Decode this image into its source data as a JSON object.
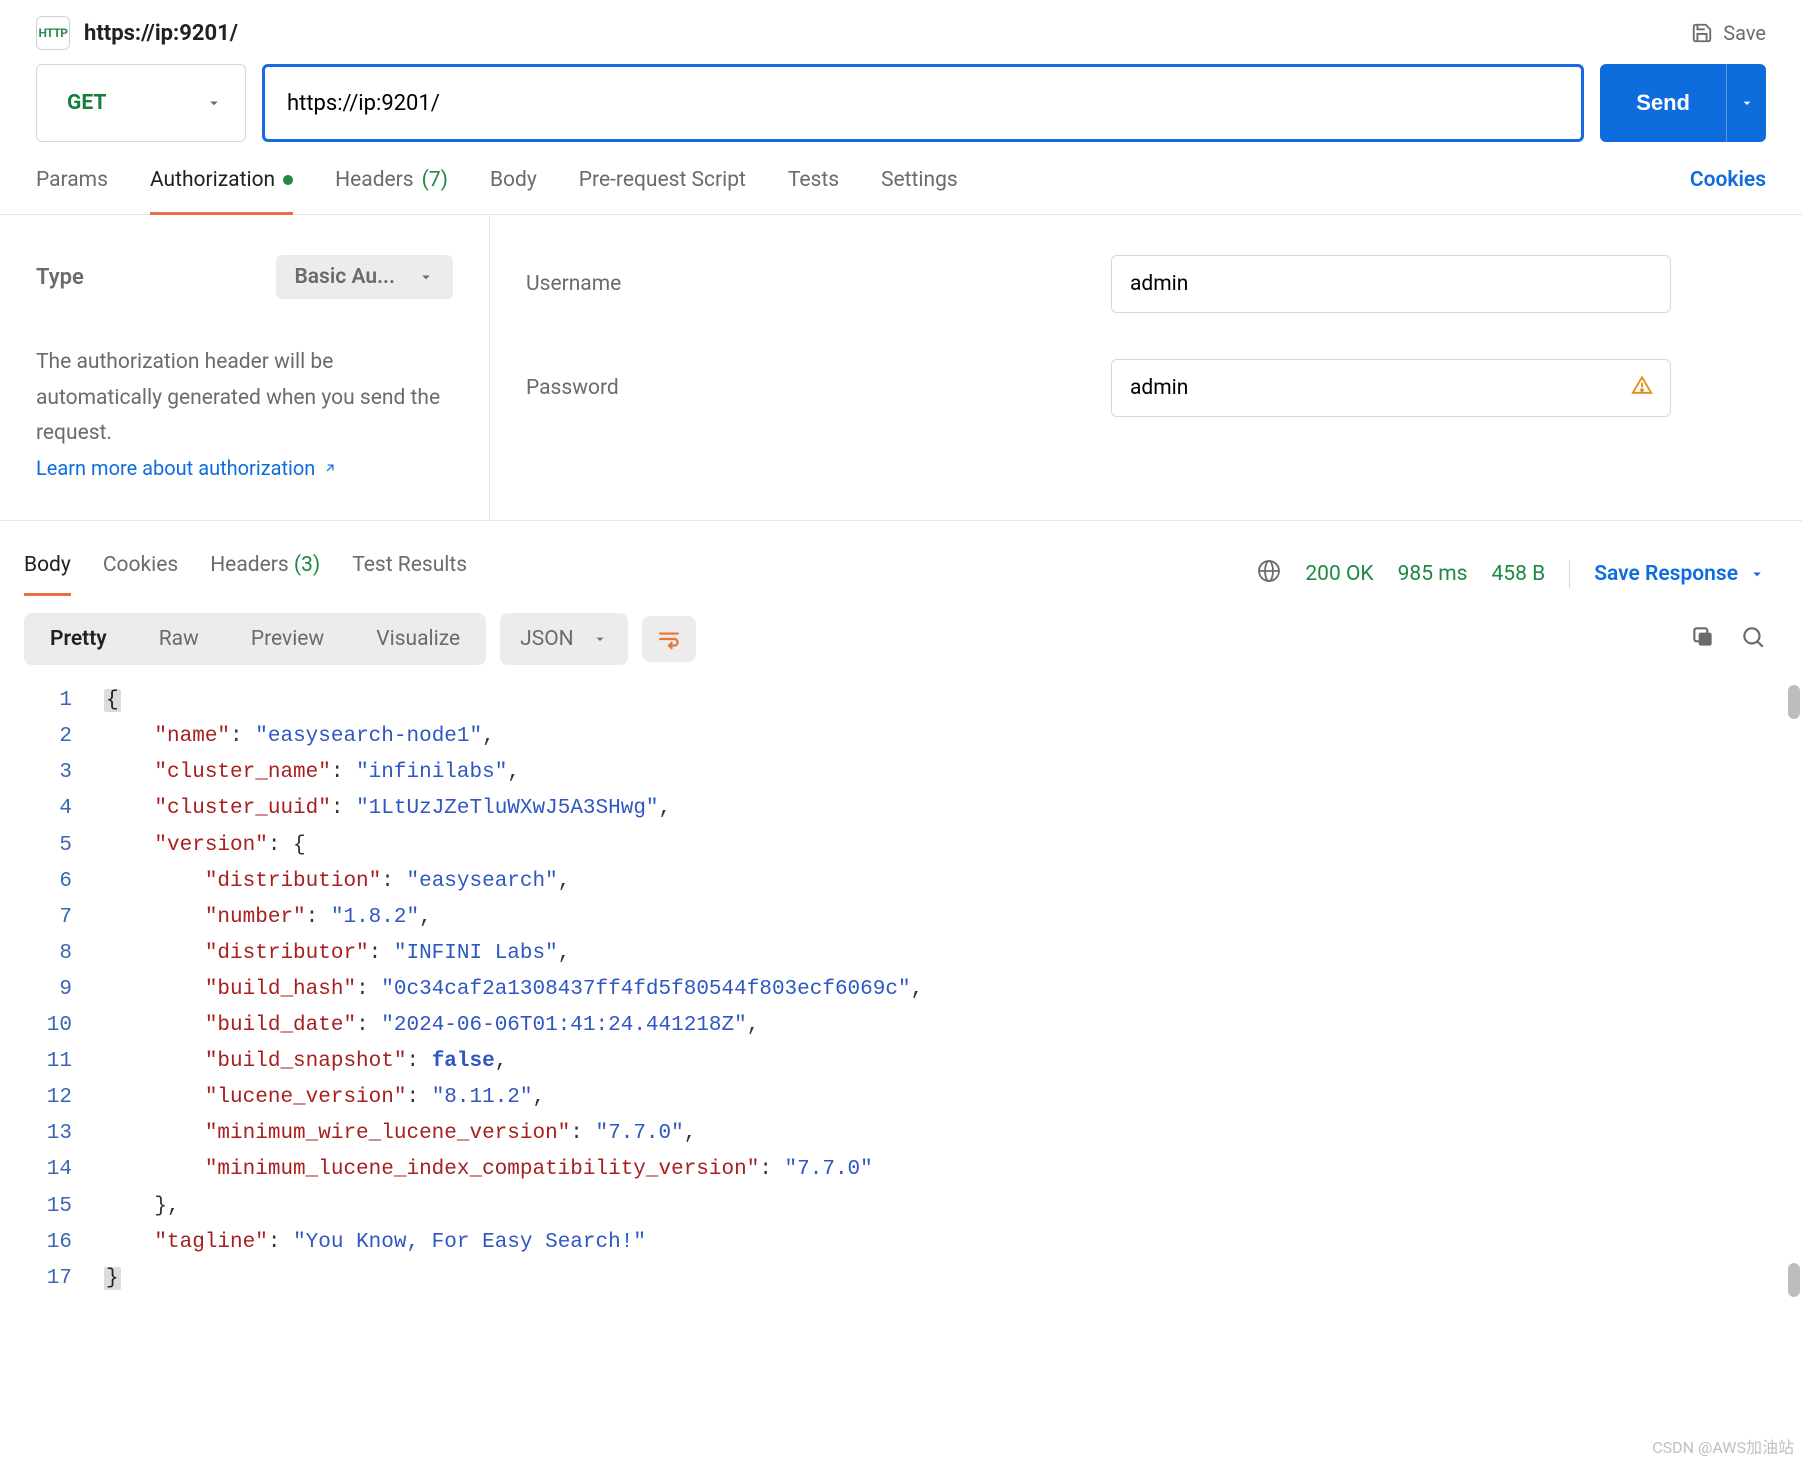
{
  "header": {
    "icon_label": "HTTP",
    "title": "https://ip:9201/",
    "save_label": "Save"
  },
  "request": {
    "method": "GET",
    "url": "https://ip:9201/",
    "send_label": "Send"
  },
  "req_tabs": {
    "params": "Params",
    "auth": "Authorization",
    "headers": "Headers",
    "headers_count": "(7)",
    "body": "Body",
    "prereq": "Pre-request Script",
    "tests": "Tests",
    "settings": "Settings",
    "cookies": "Cookies"
  },
  "auth": {
    "type_label": "Type",
    "type_value": "Basic Au...",
    "info_text": "The authorization header will be automatically generated when you send the request.",
    "learn_label": "Learn more about authorization",
    "username_label": "Username",
    "username_value": "admin",
    "password_label": "Password",
    "password_value": "admin"
  },
  "resp_tabs": {
    "body": "Body",
    "cookies": "Cookies",
    "headers": "Headers",
    "headers_count": "(3)",
    "test_results": "Test Results"
  },
  "status": {
    "code": "200 OK",
    "time": "985 ms",
    "size": "458 B",
    "save_response": "Save Response"
  },
  "views": {
    "pretty": "Pretty",
    "raw": "Raw",
    "preview": "Preview",
    "visualize": "Visualize",
    "format": "JSON"
  },
  "response_body": {
    "name": "easysearch-node1",
    "cluster_name": "infinilabs",
    "cluster_uuid": "1LtUzJZeTluWXwJ5A3SHwg",
    "version": {
      "distribution": "easysearch",
      "number": "1.8.2",
      "distributor": "INFINI Labs",
      "build_hash": "0c34caf2a1308437ff4fd5f80544f803ecf6069c",
      "build_date": "2024-06-06T01:41:24.441218Z",
      "build_snapshot": "false",
      "lucene_version": "8.11.2",
      "minimum_wire_lucene_version": "7.7.0",
      "minimum_lucene_index_compatibility_version": "7.7.0"
    },
    "tagline": "You Know, For Easy Search!"
  },
  "line_numbers": [
    "1",
    "2",
    "3",
    "4",
    "5",
    "6",
    "7",
    "8",
    "9",
    "10",
    "11",
    "12",
    "13",
    "14",
    "15",
    "16",
    "17"
  ],
  "watermark": "CSDN @AWS加油站"
}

---------------

_Exercise brief_
Write the listing above out again exactly, dropping each image.

_Exercise solution_
Decode this image into its source data as a JSON object.
{
  "header": {
    "icon_label": "HTTP",
    "title": "https://ip:9201/",
    "save_label": "Save"
  },
  "request": {
    "method": "GET",
    "url": "https://ip:9201/",
    "send_label": "Send"
  },
  "req_tabs": {
    "params": "Params",
    "auth": "Authorization",
    "headers": "Headers",
    "headers_count": "(7)",
    "body": "Body",
    "prereq": "Pre-request Script",
    "tests": "Tests",
    "settings": "Settings",
    "cookies": "Cookies"
  },
  "auth": {
    "type_label": "Type",
    "type_value": "Basic Au...",
    "info_text": "The authorization header will be automatically generated when you send the request.",
    "learn_label": "Learn more about authorization",
    "username_label": "Username",
    "username_value": "admin",
    "password_label": "Password",
    "password_value": "admin"
  },
  "resp_tabs": {
    "body": "Body",
    "cookies": "Cookies",
    "headers": "Headers",
    "headers_count": "(3)",
    "test_results": "Test Results"
  },
  "status": {
    "code": "200 OK",
    "time": "985 ms",
    "size": "458 B",
    "save_response": "Save Response"
  },
  "views": {
    "pretty": "Pretty",
    "raw": "Raw",
    "preview": "Preview",
    "visualize": "Visualize",
    "format": "JSON"
  },
  "response_body": {
    "name": "easysearch-node1",
    "cluster_name": "infinilabs",
    "cluster_uuid": "1LtUzJZeTluWXwJ5A3SHwg",
    "version": {
      "distribution": "easysearch",
      "number": "1.8.2",
      "distributor": "INFINI Labs",
      "build_hash": "0c34caf2a1308437ff4fd5f80544f803ecf6069c",
      "build_date": "2024-06-06T01:41:24.441218Z",
      "build_snapshot": "false",
      "lucene_version": "8.11.2",
      "minimum_wire_lucene_version": "7.7.0",
      "minimum_lucene_index_compatibility_version": "7.7.0"
    },
    "tagline": "You Know, For Easy Search!"
  },
  "line_numbers": [
    "1",
    "2",
    "3",
    "4",
    "5",
    "6",
    "7",
    "8",
    "9",
    "10",
    "11",
    "12",
    "13",
    "14",
    "15",
    "16",
    "17"
  ],
  "watermark": "CSDN @AWS加油站"
}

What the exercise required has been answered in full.